— BEGIN Given entries —
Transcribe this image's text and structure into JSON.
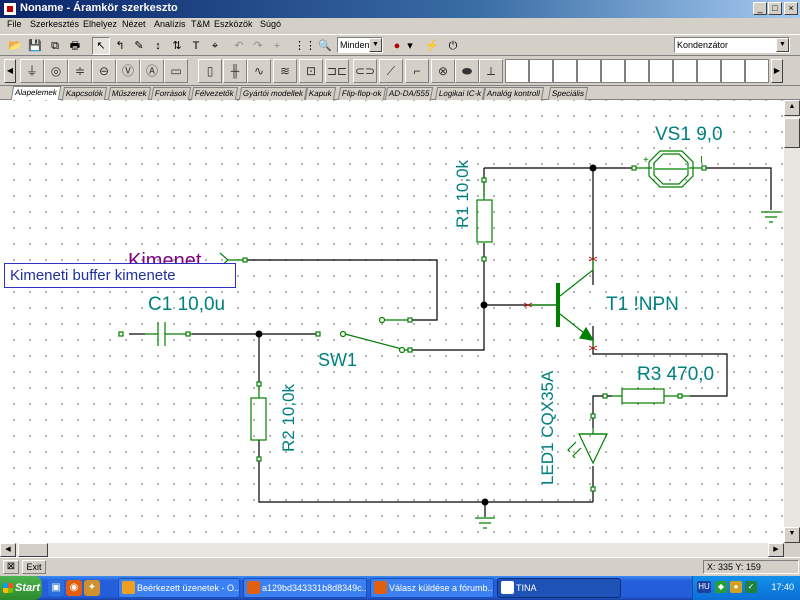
{
  "window": {
    "title": "Noname - Áramkör szerkeszto",
    "minimize": "_",
    "maximize": "□",
    "close": "×"
  },
  "menu": [
    "File",
    "Szerkesztés",
    "Elhelyez",
    "Nézet",
    "Analízis",
    "T&M",
    "Eszközök",
    "Súgó"
  ],
  "toolbar": {
    "layer_filter": "Minden",
    "component_select": "Kondenzátor"
  },
  "tabs": [
    "Alapelemek",
    "Kapcsolók",
    "Műszerek",
    "Források",
    "Félvezetők",
    "Gyártói modellek",
    "Kapuk",
    "Flip-flop-ok",
    "AD-DA/555",
    "Logikai IC-k",
    "Analóg kontroll",
    "Speciális"
  ],
  "schematic": {
    "labels": {
      "vs1": "VS1 9,0",
      "r1": "R1 10,0k",
      "kimenet": "Kimenet",
      "c1": "C1 10,0u",
      "t1": "T1 !NPN",
      "sw1": "SW1",
      "r3": "R3 470,0",
      "r2": "R2 10,0k",
      "led1": "LED1 CQX35A",
      "buffer": "Kimeneti buffer kimenete",
      "vs_plus": "+",
      "vs_minus": "I"
    },
    "colors": {
      "wire": "#000000",
      "component": "#008000",
      "label": "#008080",
      "output_label": "#800080",
      "text_box": "#2030a0"
    }
  },
  "status": {
    "exit": "Exit",
    "coords": "X: 335  Y: 159"
  },
  "taskbar": {
    "start": "Start",
    "tasks": [
      "Beérkezett üzenetek - O...",
      "a129bd343331b8d8349c...",
      "Válasz küldése a fórumb...",
      "TINA"
    ],
    "clock": "17:40",
    "tray_lang": "HU"
  }
}
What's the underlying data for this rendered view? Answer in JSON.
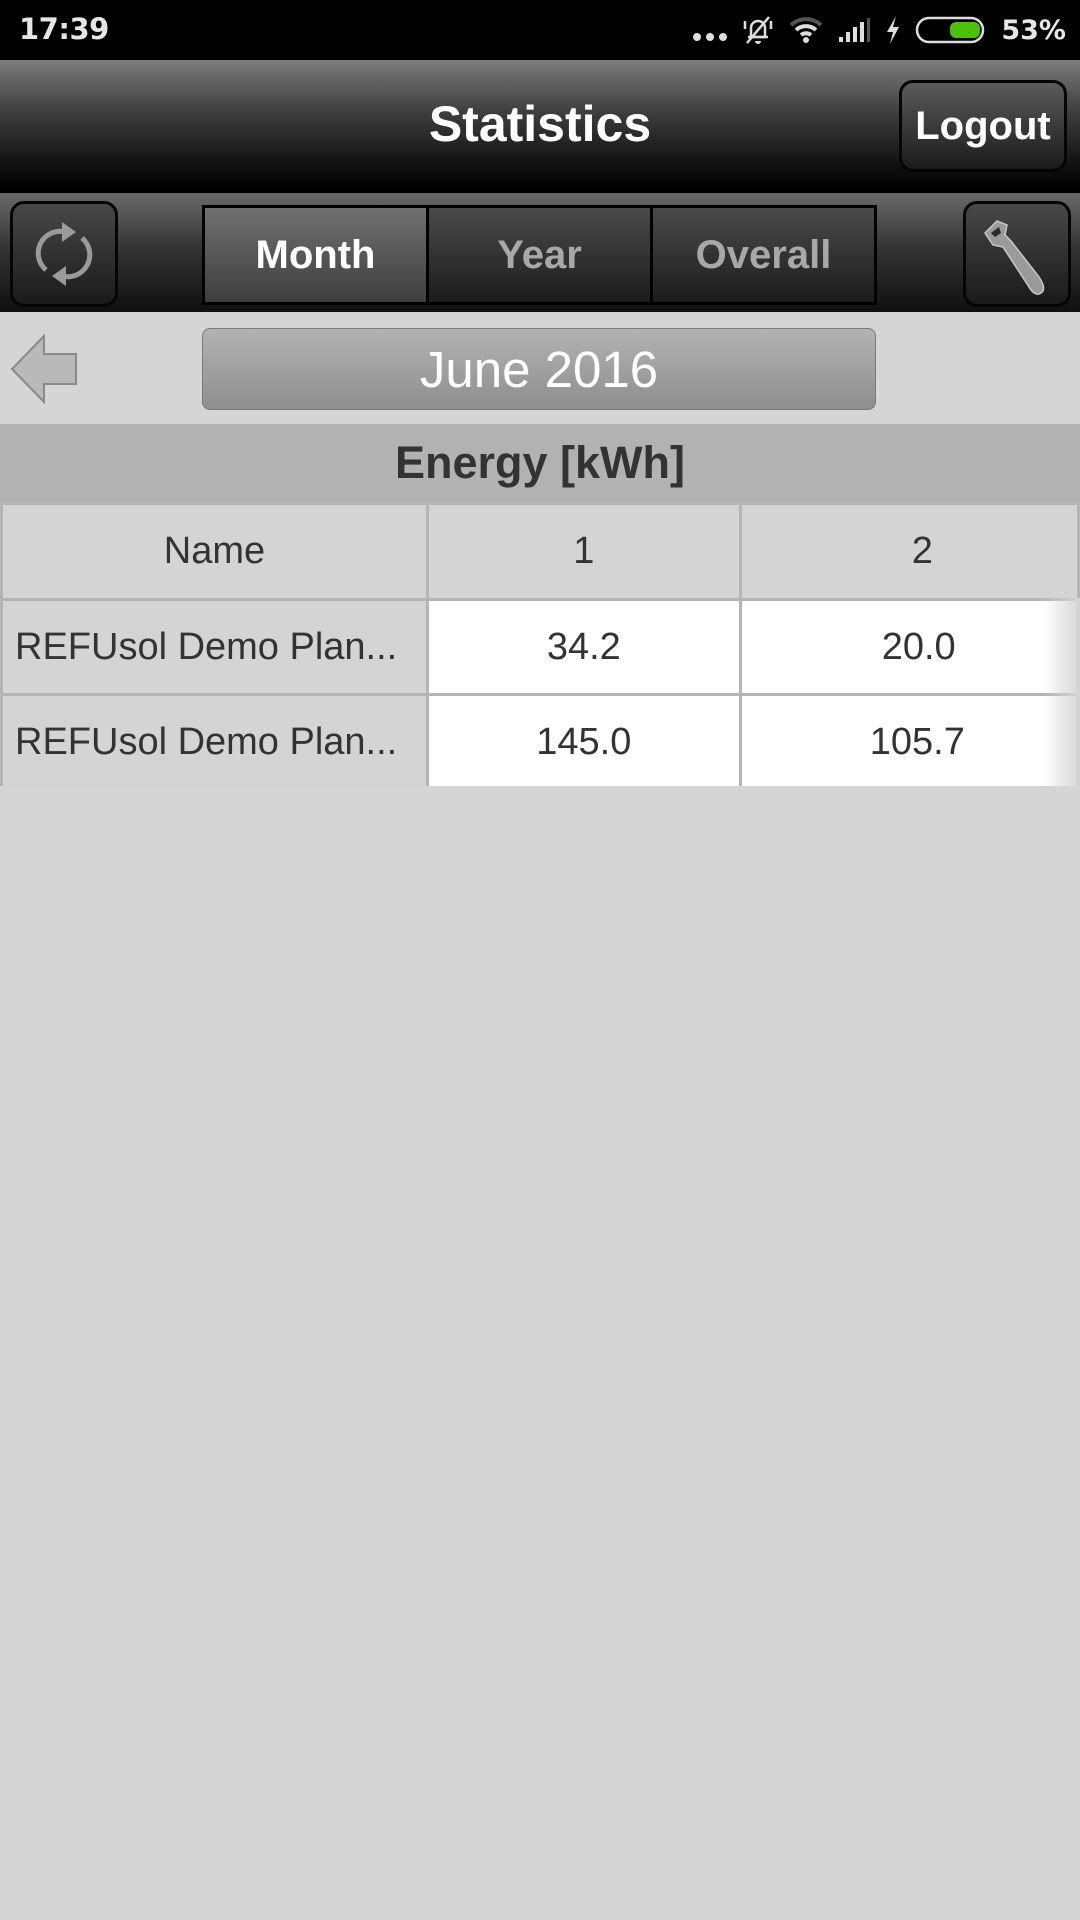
— END Given entries —
Pull out every line above that holds the word "this".

— Worked answer —
Transcribe this image's text and structure into JSON.
What's the underlying data for this rendered view? Answer in JSON.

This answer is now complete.